#### Task to complete:
Locate each line of the material that contains "this", then return it.

—————

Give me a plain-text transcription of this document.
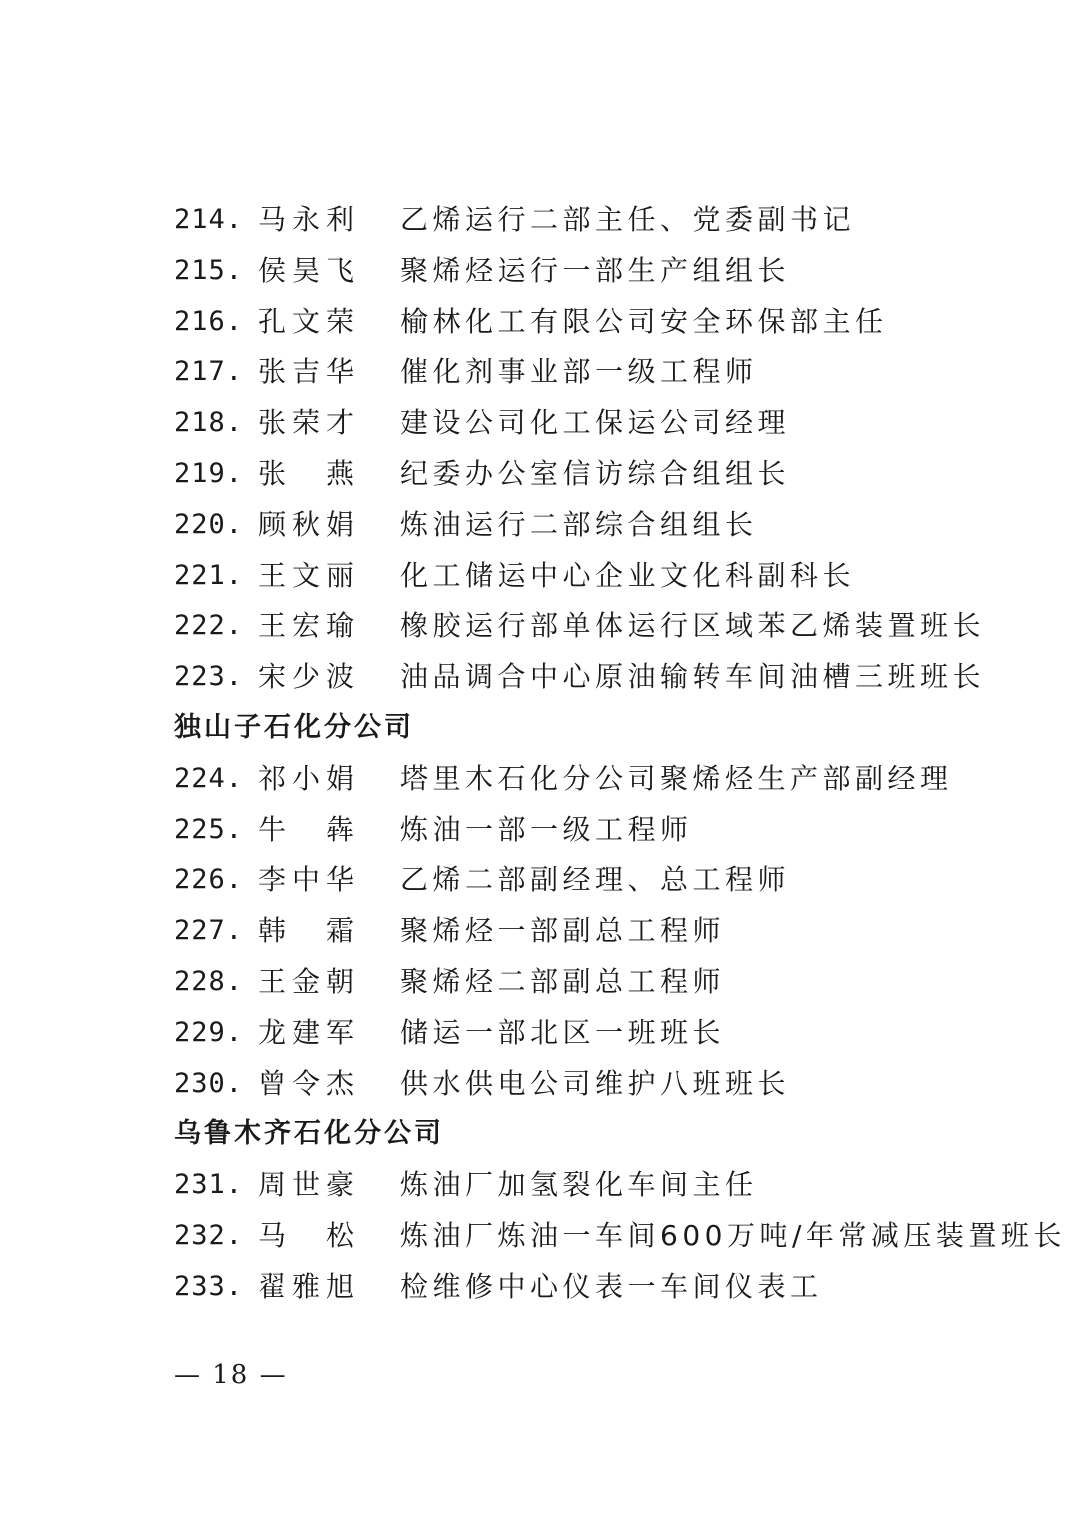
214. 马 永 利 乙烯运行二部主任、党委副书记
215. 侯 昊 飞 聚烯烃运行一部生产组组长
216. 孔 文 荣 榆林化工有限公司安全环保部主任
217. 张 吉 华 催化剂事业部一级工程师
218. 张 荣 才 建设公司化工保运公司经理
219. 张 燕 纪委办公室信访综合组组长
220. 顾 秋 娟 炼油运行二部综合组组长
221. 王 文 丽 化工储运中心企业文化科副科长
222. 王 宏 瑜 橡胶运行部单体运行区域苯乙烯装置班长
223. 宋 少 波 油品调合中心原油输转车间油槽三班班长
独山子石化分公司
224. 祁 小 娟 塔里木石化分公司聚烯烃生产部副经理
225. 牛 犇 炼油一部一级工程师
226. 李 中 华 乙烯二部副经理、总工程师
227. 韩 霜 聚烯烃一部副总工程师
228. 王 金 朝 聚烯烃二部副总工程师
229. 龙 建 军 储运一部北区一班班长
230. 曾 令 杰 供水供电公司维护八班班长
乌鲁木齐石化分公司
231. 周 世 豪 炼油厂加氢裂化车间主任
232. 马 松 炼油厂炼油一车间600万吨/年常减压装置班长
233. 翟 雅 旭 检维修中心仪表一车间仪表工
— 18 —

—————

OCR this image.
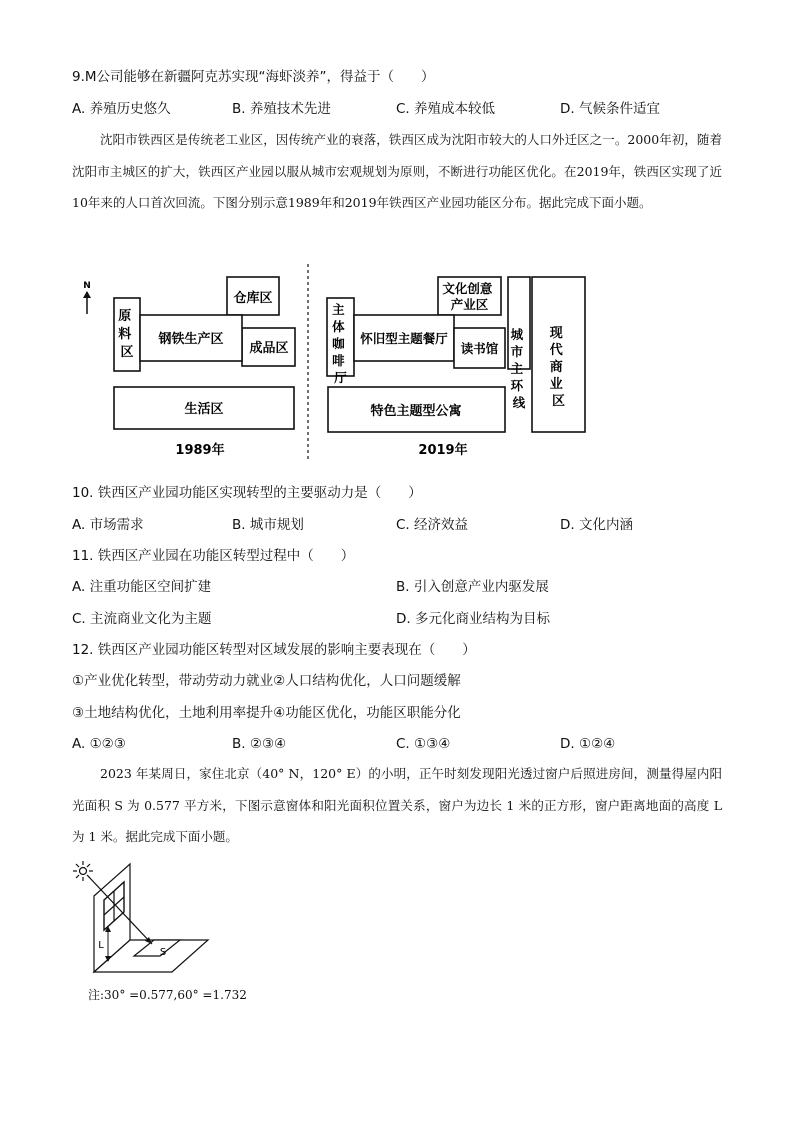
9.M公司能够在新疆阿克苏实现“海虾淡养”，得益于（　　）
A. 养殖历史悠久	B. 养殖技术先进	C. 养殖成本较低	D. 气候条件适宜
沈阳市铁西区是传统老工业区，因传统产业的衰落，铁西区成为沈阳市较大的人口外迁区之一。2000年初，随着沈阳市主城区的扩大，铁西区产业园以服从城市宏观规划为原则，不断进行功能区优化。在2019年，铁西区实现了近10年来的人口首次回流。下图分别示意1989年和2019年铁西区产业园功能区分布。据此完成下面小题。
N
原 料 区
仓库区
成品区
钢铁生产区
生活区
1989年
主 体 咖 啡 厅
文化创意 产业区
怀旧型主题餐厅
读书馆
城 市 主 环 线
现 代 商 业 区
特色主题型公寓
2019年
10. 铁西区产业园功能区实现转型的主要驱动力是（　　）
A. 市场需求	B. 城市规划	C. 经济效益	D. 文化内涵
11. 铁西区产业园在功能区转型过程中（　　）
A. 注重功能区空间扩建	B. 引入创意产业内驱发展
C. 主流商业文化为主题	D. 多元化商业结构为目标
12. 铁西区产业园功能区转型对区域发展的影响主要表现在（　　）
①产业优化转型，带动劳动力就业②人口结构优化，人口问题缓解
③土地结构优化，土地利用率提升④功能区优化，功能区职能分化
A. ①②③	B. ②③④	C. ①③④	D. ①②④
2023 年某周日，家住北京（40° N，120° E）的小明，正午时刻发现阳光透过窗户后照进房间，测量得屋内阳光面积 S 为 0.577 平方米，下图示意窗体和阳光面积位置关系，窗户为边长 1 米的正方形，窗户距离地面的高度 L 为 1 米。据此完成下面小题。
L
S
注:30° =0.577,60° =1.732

—————

#### Task output:
Give me a plain-text transcription of this document.
OCR this image.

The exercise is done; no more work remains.